— BEGIN Extracted entries —

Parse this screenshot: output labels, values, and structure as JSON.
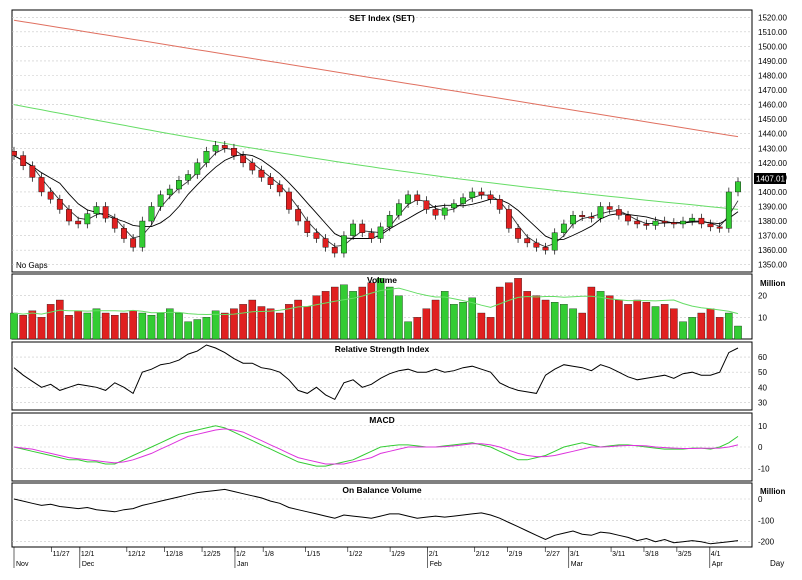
{
  "chart_data": [
    {
      "type": "candlestick",
      "title": "SET Index (SET)",
      "note": "No Gaps",
      "ylim": [
        1345,
        1525
      ],
      "yticks": [
        1350,
        1360,
        1370,
        1380,
        1390,
        1400,
        1410,
        1420,
        1430,
        1440,
        1450,
        1460,
        1470,
        1480,
        1490,
        1500,
        1510,
        1520
      ],
      "yticklabels": [
        "1350.00",
        "1360.00",
        "1370.00",
        "1380.00",
        "1390.00",
        "1400.00",
        "1410.00",
        "1420.00",
        "1430.00",
        "1440.00",
        "1450.00",
        "1460.00",
        "1470.00",
        "1480.00",
        "1490.00",
        "1500.00",
        "1510.00",
        "1520.00"
      ],
      "last_value_label": "1407.01",
      "colors": {
        "up": "#33cc33",
        "down": "#e02020",
        "ma_long": "#e07060",
        "ma_mid": "#66dd66",
        "ma_short": "#000000"
      },
      "candles_close": [
        1425,
        1418,
        1410,
        1400,
        1395,
        1388,
        1380,
        1378,
        1385,
        1390,
        1382,
        1375,
        1368,
        1362,
        1380,
        1390,
        1398,
        1402,
        1408,
        1412,
        1420,
        1428,
        1432,
        1430,
        1425,
        1420,
        1415,
        1410,
        1405,
        1400,
        1388,
        1380,
        1372,
        1368,
        1362,
        1358,
        1370,
        1378,
        1372,
        1368,
        1376,
        1384,
        1392,
        1398,
        1394,
        1388,
        1384,
        1389,
        1392,
        1396,
        1400,
        1398,
        1395,
        1388,
        1375,
        1368,
        1365,
        1362,
        1360,
        1372,
        1378,
        1384,
        1383,
        1382,
        1390,
        1388,
        1384,
        1380,
        1378,
        1377,
        1380,
        1379,
        1378,
        1380,
        1382,
        1378,
        1376,
        1375,
        1400,
        1407
      ],
      "ma_long": [
        1518,
        1438
      ],
      "ma_mid": [
        1460,
        1388
      ]
    },
    {
      "type": "bar",
      "title": "Volume",
      "unit": "Million",
      "ylim": [
        0,
        30
      ],
      "yticks": [
        10,
        20
      ],
      "values": [
        12,
        11,
        13,
        10,
        16,
        18,
        11,
        13,
        12,
        14,
        12,
        11,
        12,
        13,
        12,
        11,
        12,
        14,
        12,
        8,
        9,
        10,
        13,
        12,
        14,
        16,
        18,
        15,
        14,
        12,
        16,
        18,
        15,
        20,
        22,
        24,
        25,
        22,
        24,
        26,
        28,
        24,
        20,
        8,
        10,
        14,
        18,
        22,
        16,
        17,
        19,
        12,
        10,
        24,
        26,
        28,
        22,
        20,
        18,
        17,
        16,
        14,
        12,
        24,
        22,
        20,
        18,
        16,
        18,
        17,
        15,
        16,
        14,
        8,
        10,
        12,
        14,
        10,
        12,
        6
      ],
      "ma": [
        12,
        16
      ]
    },
    {
      "type": "line",
      "title": "Relative Strength Index",
      "ylim": [
        25,
        70
      ],
      "yticks": [
        30,
        40,
        50,
        60
      ],
      "values": [
        53,
        48,
        44,
        40,
        42,
        38,
        40,
        42,
        41,
        40,
        38,
        43,
        40,
        36,
        50,
        52,
        55,
        56,
        58,
        62,
        64,
        68,
        66,
        63,
        59,
        56,
        56,
        53,
        52,
        50,
        45,
        38,
        36,
        40,
        35,
        32,
        43,
        45,
        40,
        42,
        46,
        49,
        51,
        52,
        50,
        50,
        52,
        50,
        51,
        53,
        54,
        52,
        50,
        43,
        40,
        38,
        37,
        36,
        48,
        52,
        55,
        54,
        53,
        51,
        55,
        53,
        50,
        47,
        45,
        46,
        47,
        48,
        46,
        49,
        50,
        48,
        48,
        50,
        63,
        66
      ]
    },
    {
      "type": "line",
      "title": "MACD",
      "ylim": [
        -16,
        16
      ],
      "yticks": [
        -10,
        0,
        10
      ],
      "yticklabels": [
        "-10",
        "0",
        "10"
      ],
      "series": [
        {
          "color": "#33cc33",
          "values": [
            0,
            -1,
            -2,
            -3,
            -4,
            -5,
            -6,
            -6,
            -7,
            -7,
            -8,
            -8,
            -6,
            -4,
            -2,
            0,
            2,
            4,
            6,
            7,
            8,
            9,
            10,
            9,
            7,
            5,
            3,
            1,
            -1,
            -3,
            -5,
            -7,
            -8,
            -9,
            -9,
            -8,
            -7,
            -6,
            -4,
            -2,
            0,
            0.5,
            1,
            1,
            0.5,
            0,
            0,
            0.5,
            1,
            1.5,
            2,
            1,
            0,
            -2,
            -4,
            -6,
            -6,
            -5,
            -4,
            -2,
            0,
            1,
            2,
            1,
            0,
            0.5,
            1,
            1,
            0.5,
            0,
            -0.5,
            -1,
            -1,
            -1,
            -0.5,
            -0.5,
            -1,
            0,
            2,
            5
          ]
        },
        {
          "color": "#dd33dd",
          "values": [
            0,
            -0.5,
            -1,
            -2,
            -3,
            -4,
            -5,
            -5.5,
            -6,
            -6.5,
            -7,
            -7.5,
            -7,
            -6,
            -4.5,
            -3,
            -1,
            1,
            3,
            5,
            6,
            7,
            8,
            8.5,
            8,
            7,
            5,
            3,
            1,
            -1,
            -3,
            -5,
            -6,
            -7,
            -8,
            -8,
            -8,
            -7,
            -6,
            -5,
            -3,
            -2,
            -1,
            0,
            0,
            0,
            0,
            0.2,
            0.5,
            1,
            1.5,
            1.5,
            1,
            0,
            -1.5,
            -3,
            -4,
            -4.5,
            -4.5,
            -4,
            -3,
            -2,
            -1,
            0,
            0,
            0.2,
            0.5,
            0.7,
            0.7,
            0.5,
            0,
            -0.3,
            -0.5,
            -0.7,
            -0.7,
            -0.6,
            -0.6,
            -0.5,
            0,
            1
          ]
        }
      ]
    },
    {
      "type": "line",
      "title": "On Balance Volume",
      "unit": "Million",
      "ylim": [
        -225,
        75
      ],
      "yticks": [
        -200,
        -100,
        0
      ],
      "yticklabels": [
        "-200",
        "-100",
        "0"
      ],
      "values": [
        0,
        -10,
        -20,
        -30,
        -25,
        -35,
        -40,
        -45,
        -40,
        -50,
        -55,
        -60,
        -50,
        -45,
        -30,
        -20,
        -10,
        0,
        10,
        20,
        30,
        35,
        40,
        45,
        35,
        25,
        15,
        5,
        -10,
        -20,
        -40,
        -50,
        -60,
        -70,
        -80,
        -90,
        -75,
        -80,
        -85,
        -90,
        -80,
        -70,
        -70,
        -80,
        -90,
        -85,
        -80,
        -85,
        -80,
        -75,
        -70,
        -65,
        -75,
        -90,
        -110,
        -130,
        -150,
        -170,
        -190,
        -170,
        -160,
        -150,
        -165,
        -170,
        -155,
        -160,
        -170,
        -180,
        -195,
        -185,
        -200,
        -190,
        -205,
        -200,
        -195,
        -200,
        -210,
        -205,
        -200,
        -195
      ]
    }
  ],
  "x_axis": {
    "date_labels": [
      "11/27",
      "12/1",
      "12/12",
      "12/18",
      "12/25",
      "1/2",
      "1/8",
      "1/15",
      "1/22",
      "1/29",
      "2/1",
      "2/12",
      "2/19",
      "2/27",
      "3/1",
      "3/11",
      "3/18",
      "3/25",
      "4/1"
    ],
    "date_label_index": [
      8,
      14,
      24,
      32,
      40,
      47,
      53,
      62,
      71,
      80,
      88,
      98,
      105,
      113,
      118,
      127,
      134,
      141,
      148
    ],
    "month_labels": [
      "Nov",
      "Dec",
      "Jan",
      "Feb",
      "Mar",
      "Apr"
    ],
    "month_label_index": [
      0,
      14,
      47,
      88,
      118,
      148
    ],
    "bottom_right_label": "Day"
  }
}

— END Extracted entries —

> **The task**:
Which lines hold the word "title"? Copy all of them.

> **Correct response**:
      "title": "SET Index (SET)",
      "title": "Volume",
      "title": "Relative Strength Index",
      "title": "MACD",
      "title": "On Balance Volume",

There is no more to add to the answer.